§ **Directive**
Could you write out the records below exactly as they appear?
** begin Given records **
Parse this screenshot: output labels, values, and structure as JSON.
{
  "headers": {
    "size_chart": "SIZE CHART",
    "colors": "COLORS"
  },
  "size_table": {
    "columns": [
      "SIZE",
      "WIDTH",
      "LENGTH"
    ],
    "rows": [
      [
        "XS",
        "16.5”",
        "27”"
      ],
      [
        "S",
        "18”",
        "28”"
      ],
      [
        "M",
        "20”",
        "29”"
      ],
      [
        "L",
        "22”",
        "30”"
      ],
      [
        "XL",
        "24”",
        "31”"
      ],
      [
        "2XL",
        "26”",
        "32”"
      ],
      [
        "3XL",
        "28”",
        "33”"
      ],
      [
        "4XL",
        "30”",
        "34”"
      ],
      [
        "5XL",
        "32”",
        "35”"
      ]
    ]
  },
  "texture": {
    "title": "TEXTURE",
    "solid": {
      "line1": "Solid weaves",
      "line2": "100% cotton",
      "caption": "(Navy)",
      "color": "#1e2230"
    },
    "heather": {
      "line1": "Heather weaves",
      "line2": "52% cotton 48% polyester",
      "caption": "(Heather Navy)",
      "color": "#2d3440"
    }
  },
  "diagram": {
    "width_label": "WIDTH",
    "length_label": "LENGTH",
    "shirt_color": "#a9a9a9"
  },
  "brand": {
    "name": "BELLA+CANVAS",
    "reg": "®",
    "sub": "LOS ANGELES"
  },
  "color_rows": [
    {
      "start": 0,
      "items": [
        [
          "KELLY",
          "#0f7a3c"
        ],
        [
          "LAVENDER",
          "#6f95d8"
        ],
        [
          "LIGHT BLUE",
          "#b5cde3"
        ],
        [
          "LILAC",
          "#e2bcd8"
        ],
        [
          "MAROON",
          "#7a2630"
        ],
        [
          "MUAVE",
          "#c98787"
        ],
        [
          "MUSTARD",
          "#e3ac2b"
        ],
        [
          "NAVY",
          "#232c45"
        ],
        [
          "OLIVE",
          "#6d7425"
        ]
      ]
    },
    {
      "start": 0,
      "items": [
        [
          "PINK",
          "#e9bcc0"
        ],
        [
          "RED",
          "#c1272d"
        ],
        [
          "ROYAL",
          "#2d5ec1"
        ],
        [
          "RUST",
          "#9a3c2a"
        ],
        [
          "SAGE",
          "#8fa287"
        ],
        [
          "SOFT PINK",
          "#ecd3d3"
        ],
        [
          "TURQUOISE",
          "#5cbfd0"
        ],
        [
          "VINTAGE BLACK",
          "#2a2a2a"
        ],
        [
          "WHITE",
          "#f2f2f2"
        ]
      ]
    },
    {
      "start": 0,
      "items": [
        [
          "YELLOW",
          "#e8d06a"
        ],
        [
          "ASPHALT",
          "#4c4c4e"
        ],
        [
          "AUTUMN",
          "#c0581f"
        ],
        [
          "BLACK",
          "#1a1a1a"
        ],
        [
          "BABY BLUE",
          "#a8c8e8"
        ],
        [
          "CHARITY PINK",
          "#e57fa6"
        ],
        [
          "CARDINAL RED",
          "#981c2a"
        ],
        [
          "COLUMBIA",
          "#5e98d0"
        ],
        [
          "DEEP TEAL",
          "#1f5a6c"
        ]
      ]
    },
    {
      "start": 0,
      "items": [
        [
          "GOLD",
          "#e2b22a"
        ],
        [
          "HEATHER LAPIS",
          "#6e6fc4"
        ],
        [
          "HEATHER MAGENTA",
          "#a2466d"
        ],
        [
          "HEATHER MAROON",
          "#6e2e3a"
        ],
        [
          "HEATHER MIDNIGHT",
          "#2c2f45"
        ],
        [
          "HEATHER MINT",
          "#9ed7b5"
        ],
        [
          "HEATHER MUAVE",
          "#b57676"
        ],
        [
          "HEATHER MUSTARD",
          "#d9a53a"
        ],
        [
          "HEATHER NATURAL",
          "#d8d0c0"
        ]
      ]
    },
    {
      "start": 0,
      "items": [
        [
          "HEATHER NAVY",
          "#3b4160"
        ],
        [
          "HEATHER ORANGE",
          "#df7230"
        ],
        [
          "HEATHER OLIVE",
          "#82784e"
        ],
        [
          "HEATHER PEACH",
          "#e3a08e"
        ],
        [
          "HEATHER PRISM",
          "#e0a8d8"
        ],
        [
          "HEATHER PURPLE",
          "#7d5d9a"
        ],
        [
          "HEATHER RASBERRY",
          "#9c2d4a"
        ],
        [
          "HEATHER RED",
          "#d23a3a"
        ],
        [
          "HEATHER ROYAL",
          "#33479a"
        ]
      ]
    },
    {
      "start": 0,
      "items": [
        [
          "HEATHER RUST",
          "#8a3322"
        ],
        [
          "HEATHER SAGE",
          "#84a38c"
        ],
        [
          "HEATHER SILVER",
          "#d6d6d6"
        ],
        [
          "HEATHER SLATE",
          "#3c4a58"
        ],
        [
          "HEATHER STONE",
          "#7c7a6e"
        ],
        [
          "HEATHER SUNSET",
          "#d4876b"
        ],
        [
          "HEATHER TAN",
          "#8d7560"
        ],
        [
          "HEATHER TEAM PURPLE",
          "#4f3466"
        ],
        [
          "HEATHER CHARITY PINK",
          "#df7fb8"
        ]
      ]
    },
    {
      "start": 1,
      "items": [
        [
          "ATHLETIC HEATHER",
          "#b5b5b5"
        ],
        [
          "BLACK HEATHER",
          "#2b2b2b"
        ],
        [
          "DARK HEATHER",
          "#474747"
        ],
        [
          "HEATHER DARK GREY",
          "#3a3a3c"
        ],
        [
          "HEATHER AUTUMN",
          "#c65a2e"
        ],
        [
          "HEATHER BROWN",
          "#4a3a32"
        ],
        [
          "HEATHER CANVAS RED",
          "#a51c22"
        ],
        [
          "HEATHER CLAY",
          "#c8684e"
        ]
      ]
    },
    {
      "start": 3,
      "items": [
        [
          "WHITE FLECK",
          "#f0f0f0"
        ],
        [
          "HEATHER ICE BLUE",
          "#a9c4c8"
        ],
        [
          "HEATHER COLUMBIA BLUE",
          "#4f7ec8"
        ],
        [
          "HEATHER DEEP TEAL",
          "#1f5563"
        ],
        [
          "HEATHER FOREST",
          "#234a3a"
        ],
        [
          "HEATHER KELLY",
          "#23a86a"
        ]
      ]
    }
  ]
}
** end Given records **
§ **Answer to this exercise**
Parse this screenshot: output labels, values, and structure as JSON.
{
  "headers": {
    "size_chart": "SIZE CHART",
    "colors": "COLORS"
  },
  "size_table": {
    "columns": [
      "SIZE",
      "WIDTH",
      "LENGTH"
    ],
    "rows": [
      [
        "XS",
        "16.5”",
        "27”"
      ],
      [
        "S",
        "18”",
        "28”"
      ],
      [
        "M",
        "20”",
        "29”"
      ],
      [
        "L",
        "22”",
        "30”"
      ],
      [
        "XL",
        "24”",
        "31”"
      ],
      [
        "2XL",
        "26”",
        "32”"
      ],
      [
        "3XL",
        "28”",
        "33”"
      ],
      [
        "4XL",
        "30”",
        "34”"
      ],
      [
        "5XL",
        "32”",
        "35”"
      ]
    ]
  },
  "texture": {
    "title": "TEXTURE",
    "solid": {
      "line1": "Solid weaves",
      "line2": "100% cotton",
      "caption": "(Navy)",
      "color": "#1e2230"
    },
    "heather": {
      "line1": "Heather weaves",
      "line2": "52% cotton 48% polyester",
      "caption": "(Heather Navy)",
      "color": "#2d3440"
    }
  },
  "diagram": {
    "width_label": "WIDTH",
    "length_label": "LENGTH",
    "shirt_color": "#a9a9a9"
  },
  "brand": {
    "name": "BELLA+CANVAS",
    "reg": "®",
    "sub": "LOS ANGELES"
  },
  "color_rows": [
    {
      "start": 0,
      "items": [
        [
          "KELLY",
          "#0f7a3c"
        ],
        [
          "LAVENDER",
          "#6f95d8"
        ],
        [
          "LIGHT BLUE",
          "#b5cde3"
        ],
        [
          "LILAC",
          "#e2bcd8"
        ],
        [
          "MAROON",
          "#7a2630"
        ],
        [
          "MUAVE",
          "#c98787"
        ],
        [
          "MUSTARD",
          "#e3ac2b"
        ],
        [
          "NAVY",
          "#232c45"
        ],
        [
          "OLIVE",
          "#6d7425"
        ]
      ]
    },
    {
      "start": 0,
      "items": [
        [
          "PINK",
          "#e9bcc0"
        ],
        [
          "RED",
          "#c1272d"
        ],
        [
          "ROYAL",
          "#2d5ec1"
        ],
        [
          "RUST",
          "#9a3c2a"
        ],
        [
          "SAGE",
          "#8fa287"
        ],
        [
          "SOFT PINK",
          "#ecd3d3"
        ],
        [
          "TURQUOISE",
          "#5cbfd0"
        ],
        [
          "VINTAGE BLACK",
          "#2a2a2a"
        ],
        [
          "WHITE",
          "#f2f2f2"
        ]
      ]
    },
    {
      "start": 0,
      "items": [
        [
          "YELLOW",
          "#e8d06a"
        ],
        [
          "ASPHALT",
          "#4c4c4e"
        ],
        [
          "AUTUMN",
          "#c0581f"
        ],
        [
          "BLACK",
          "#1a1a1a"
        ],
        [
          "BABY BLUE",
          "#a8c8e8"
        ],
        [
          "CHARITY PINK",
          "#e57fa6"
        ],
        [
          "CARDINAL RED",
          "#981c2a"
        ],
        [
          "COLUMBIA",
          "#5e98d0"
        ],
        [
          "DEEP TEAL",
          "#1f5a6c"
        ]
      ]
    },
    {
      "start": 0,
      "items": [
        [
          "GOLD",
          "#e2b22a"
        ],
        [
          "HEATHER LAPIS",
          "#6e6fc4"
        ],
        [
          "HEATHER MAGENTA",
          "#a2466d"
        ],
        [
          "HEATHER MAROON",
          "#6e2e3a"
        ],
        [
          "HEATHER MIDNIGHT",
          "#2c2f45"
        ],
        [
          "HEATHER MINT",
          "#9ed7b5"
        ],
        [
          "HEATHER MUAVE",
          "#b57676"
        ],
        [
          "HEATHER MUSTARD",
          "#d9a53a"
        ],
        [
          "HEATHER NATURAL",
          "#d8d0c0"
        ]
      ]
    },
    {
      "start": 0,
      "items": [
        [
          "HEATHER NAVY",
          "#3b4160"
        ],
        [
          "HEATHER ORANGE",
          "#df7230"
        ],
        [
          "HEATHER OLIVE",
          "#82784e"
        ],
        [
          "HEATHER PEACH",
          "#e3a08e"
        ],
        [
          "HEATHER PRISM",
          "#e0a8d8"
        ],
        [
          "HEATHER PURPLE",
          "#7d5d9a"
        ],
        [
          "HEATHER RASBERRY",
          "#9c2d4a"
        ],
        [
          "HEATHER RED",
          "#d23a3a"
        ],
        [
          "HEATHER ROYAL",
          "#33479a"
        ]
      ]
    },
    {
      "start": 0,
      "items": [
        [
          "HEATHER RUST",
          "#8a3322"
        ],
        [
          "HEATHER SAGE",
          "#84a38c"
        ],
        [
          "HEATHER SILVER",
          "#d6d6d6"
        ],
        [
          "HEATHER SLATE",
          "#3c4a58"
        ],
        [
          "HEATHER STONE",
          "#7c7a6e"
        ],
        [
          "HEATHER SUNSET",
          "#d4876b"
        ],
        [
          "HEATHER TAN",
          "#8d7560"
        ],
        [
          "HEATHER TEAM PURPLE",
          "#4f3466"
        ],
        [
          "HEATHER CHARITY PINK",
          "#df7fb8"
        ]
      ]
    },
    {
      "start": 1,
      "items": [
        [
          "ATHLETIC HEATHER",
          "#b5b5b5"
        ],
        [
          "BLACK HEATHER",
          "#2b2b2b"
        ],
        [
          "DARK HEATHER",
          "#474747"
        ],
        [
          "HEATHER DARK GREY",
          "#3a3a3c"
        ],
        [
          "HEATHER AUTUMN",
          "#c65a2e"
        ],
        [
          "HEATHER BROWN",
          "#4a3a32"
        ],
        [
          "HEATHER CANVAS RED",
          "#a51c22"
        ],
        [
          "HEATHER CLAY",
          "#c8684e"
        ]
      ]
    },
    {
      "start": 3,
      "items": [
        [
          "WHITE FLECK",
          "#f0f0f0"
        ],
        [
          "HEATHER ICE BLUE",
          "#a9c4c8"
        ],
        [
          "HEATHER COLUMBIA BLUE",
          "#4f7ec8"
        ],
        [
          "HEATHER DEEP TEAL",
          "#1f5563"
        ],
        [
          "HEATHER FOREST",
          "#234a3a"
        ],
        [
          "HEATHER KELLY",
          "#23a86a"
        ]
      ]
    }
  ]
}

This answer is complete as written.